Exercise description —
List all the lines in these records that hold "可维护性也好于go".

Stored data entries
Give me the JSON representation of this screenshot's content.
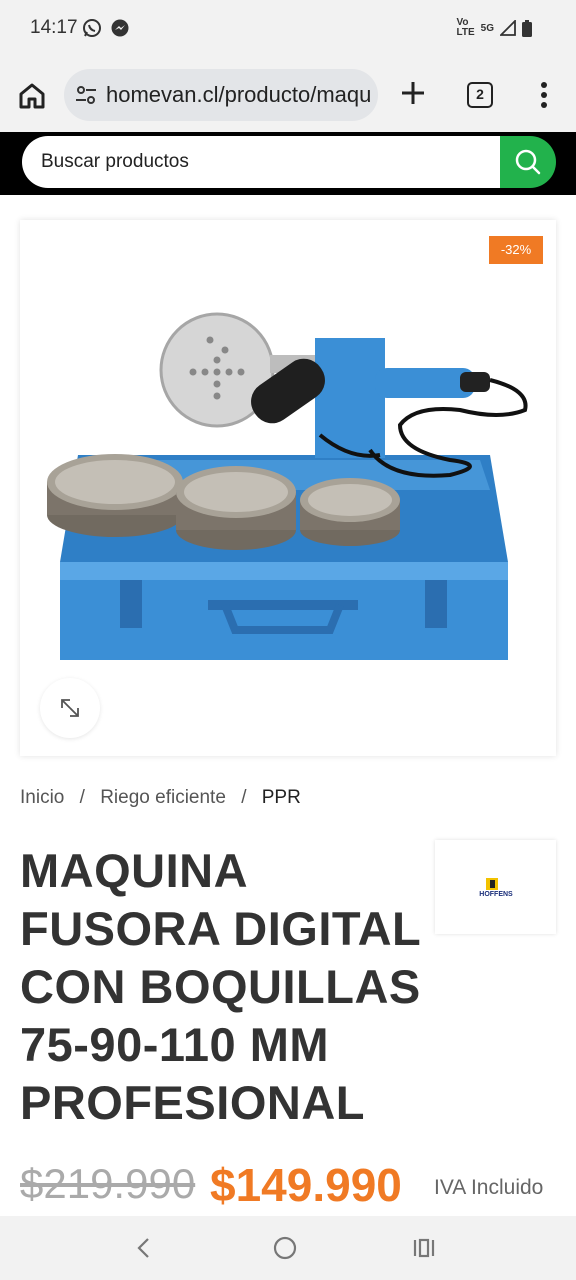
{
  "status": {
    "time": "14:17",
    "net_vo": "Vo",
    "net_lte": "LTE",
    "net_5g": "5G"
  },
  "browser": {
    "url": "homevan.cl/producto/maqu",
    "tab_count": "2"
  },
  "search": {
    "placeholder": "Buscar productos"
  },
  "product": {
    "discount": "-32%",
    "title": "MAQUINA FUSORA DIGITAL CON BOQUILLAS 75-90-110 MM PROFESIONAL",
    "brand": "HOFFENS",
    "old_price": "$219.990",
    "new_price": "$149.990",
    "tax_note": "IVA Incluido"
  },
  "breadcrumb": {
    "items": [
      "Inicio",
      "Riego eficiente",
      "PPR"
    ],
    "separator": "/"
  },
  "colors": {
    "accent": "#f07a24",
    "search_button": "#22b24c",
    "product_blue": "#3b8fd6"
  }
}
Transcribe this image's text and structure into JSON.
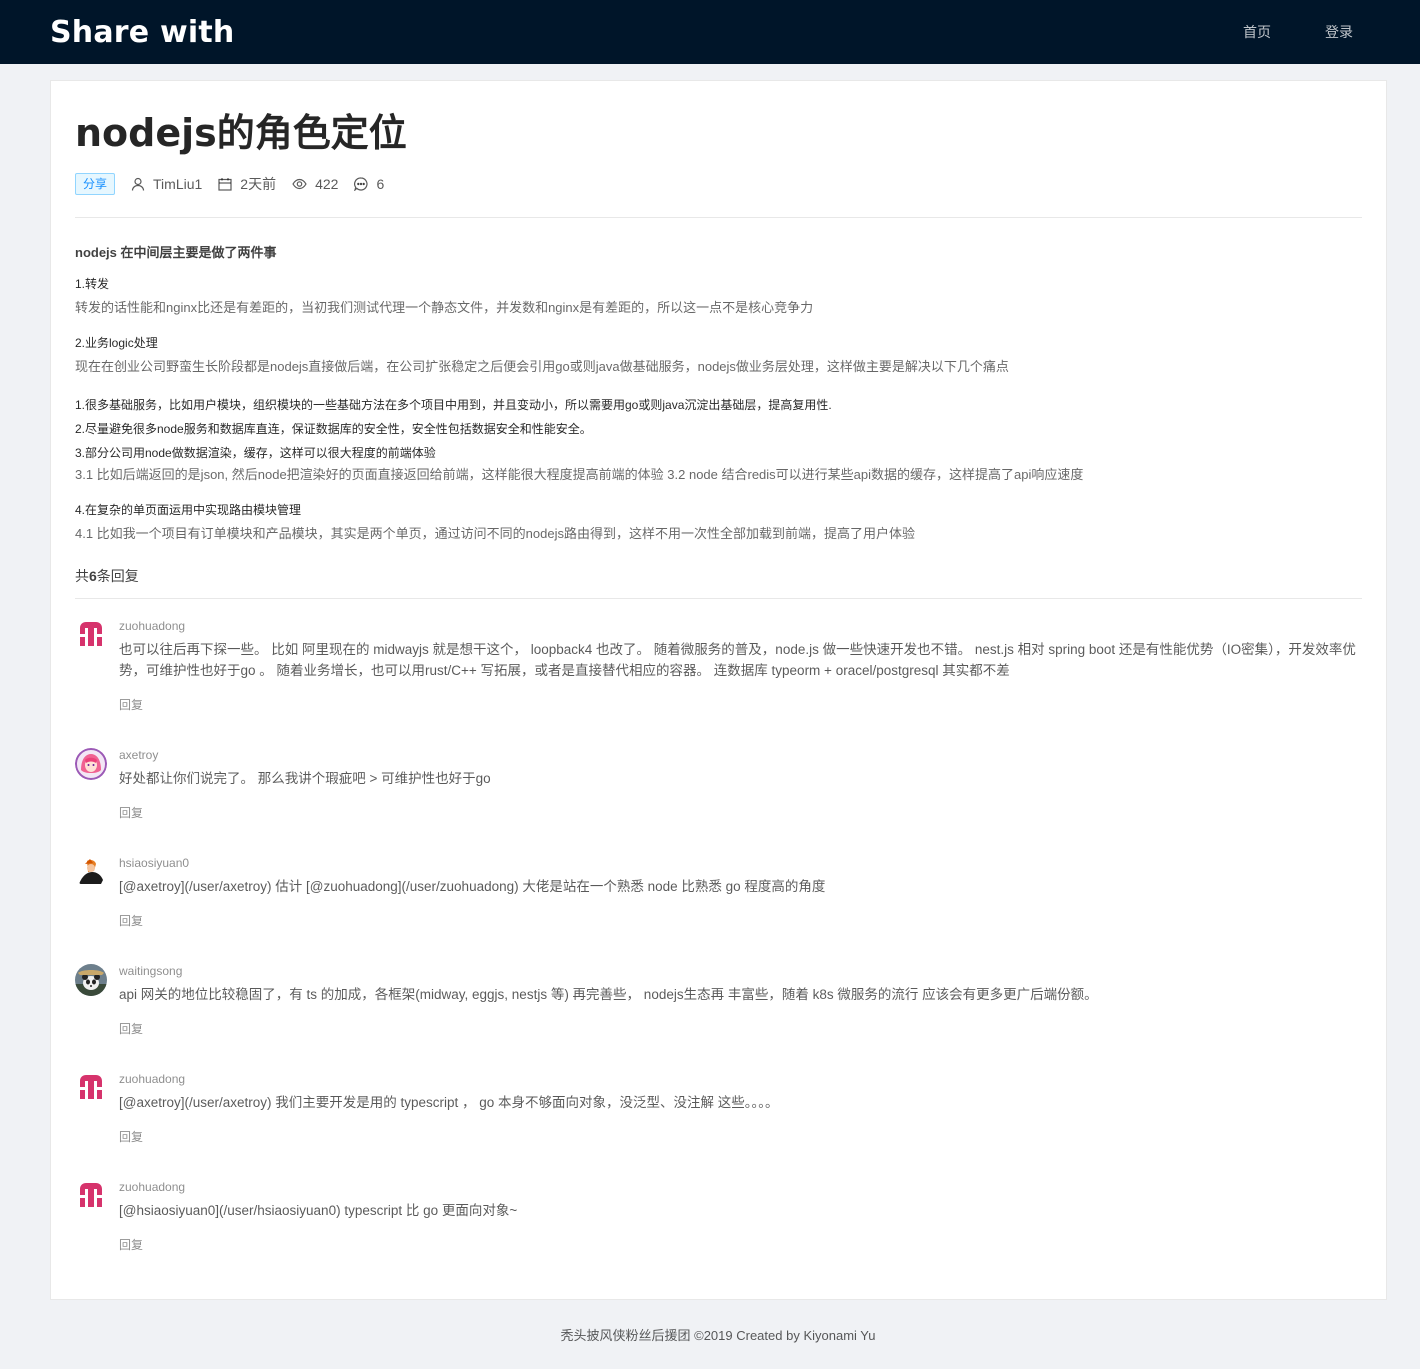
{
  "header": {
    "logo": "Share with",
    "nav": [
      {
        "label": "首页"
      },
      {
        "label": "登录"
      }
    ]
  },
  "post": {
    "title": "nodejs的角色定位",
    "tag": "分享",
    "author": "TimLiu1",
    "time": "2天前",
    "views": "422",
    "comments": "6",
    "icons": [
      "user-icon",
      "calendar-icon",
      "eye-icon",
      "comment-icon"
    ]
  },
  "content": {
    "intro": "nodejs 在中间层主要是做了两件事",
    "s1_title": "1.转发",
    "s1_text": "转发的话性能和nginx比还是有差距的，当初我们测试代理一个静态文件，并发数和nginx是有差距的，所以这一点不是核心竞争力",
    "s2_title": "2.业务logic处理",
    "s2_text": "现在在创业公司野蛮生长阶段都是nodejs直接做后端，在公司扩张稳定之后便会引用go或则java做基础服务，nodejs做业务层处理，这样做主要是解决以下几个痛点",
    "li1": "1.很多基础服务，比如用户模块，组织模块的一些基础方法在多个项目中用到，并且变动小，所以需要用go或则java沉淀出基础层，提高复用性.",
    "li2": "2.尽量避免很多node服务和数据库直连，保证数据库的安全性，安全性包括数据安全和性能安全。",
    "li3": "3.部分公司用node做数据渲染，缓存，这样可以很大程度的前端体验",
    "s3_text": "3.1 比如后端返回的是json, 然后node把渲染好的页面直接返回给前端，这样能很大程度提高前端的体验 3.2 node 结合redis可以进行某些api数据的缓存，这样提高了api响应速度",
    "s4_title": "4.在复杂的单页面运用中实现路由模块管理",
    "s4_text": "4.1 比如我一个项目有订单模块和产品模块，其实是两个单页，通过访问不同的nodejs路由得到，这样不用一次性全部加载到前端，提高了用户体验"
  },
  "replies": {
    "prefix": "共",
    "count": "6",
    "suffix": "条回复",
    "reply_label": "回复",
    "items": [
      {
        "author": "zuohuadong",
        "avatar": "pink-logo",
        "text": "也可以往后再下探一些。  比如 阿里现在的 midwayjs 就是想干这个，  loopback4 也改了。  随着微服务的普及，node.js 做一些快速开发也不错。  nest.js 相对 spring boot 还是有性能优势（IO密集），开发效率优势，可维护性也好于go 。 随着业务增长，也可以用rust/C++ 写拓展，或者是直接替代相应的容器。  连数据库 typeorm + oracel/postgresql 其实都不差"
      },
      {
        "author": "axetroy",
        "avatar": "anime-girl",
        "text": "好处都让你们说完了。 那么我讲个瑕疵吧  > 可维护性也好于go"
      },
      {
        "author": "hsiaosiyuan0",
        "avatar": "dark-figure",
        "text": "[@axetroy](/user/axetroy) 估计 [@zuohuadong](/user/zuohuadong) 大佬是站在一个熟悉 node 比熟悉 go 程度高的角度"
      },
      {
        "author": "waitingsong",
        "avatar": "panda",
        "text": "api 网关的地位比较稳固了，有 ts 的加成，各框架(midway, eggjs, nestjs 等) 再完善些，  nodejs生态再 丰富些，随着 k8s 微服务的流行 应该会有更多更广后端份额。"
      },
      {
        "author": "zuohuadong",
        "avatar": "pink-logo",
        "text": "[@axetroy](/user/axetroy) 我们主要开发是用的 typescript ，  go 本身不够面向对象，没泛型、没注解 这些。。。。"
      },
      {
        "author": "zuohuadong",
        "avatar": "pink-logo",
        "text": "[@hsiaosiyuan0](/user/hsiaosiyuan0) typescript 比 go 更面向对象~"
      }
    ]
  },
  "footer": {
    "text": "秃头披风侠粉丝后援团 ©2019 Created by Kiyonami Yu"
  }
}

Task response —
        "text": "也可以往后再下探一些。  比如 阿里现在的 midwayjs 就是想干这个，  loopback4 也改了。  随着微服务的普及，node.js 做一些快速开发也不错。  nest.js 相对 spring boot 还是有性能优势（IO密集），开发效率优势，可维护性也好于go 。 随着业务增长，也可以用rust/C++ 写拓展，或者是直接替代相应的容器。  连数据库 typeorm + oracel/postgresql 其实都不差"
        "text": "好处都让你们说完了。 那么我讲个瑕疵吧  > 可维护性也好于go"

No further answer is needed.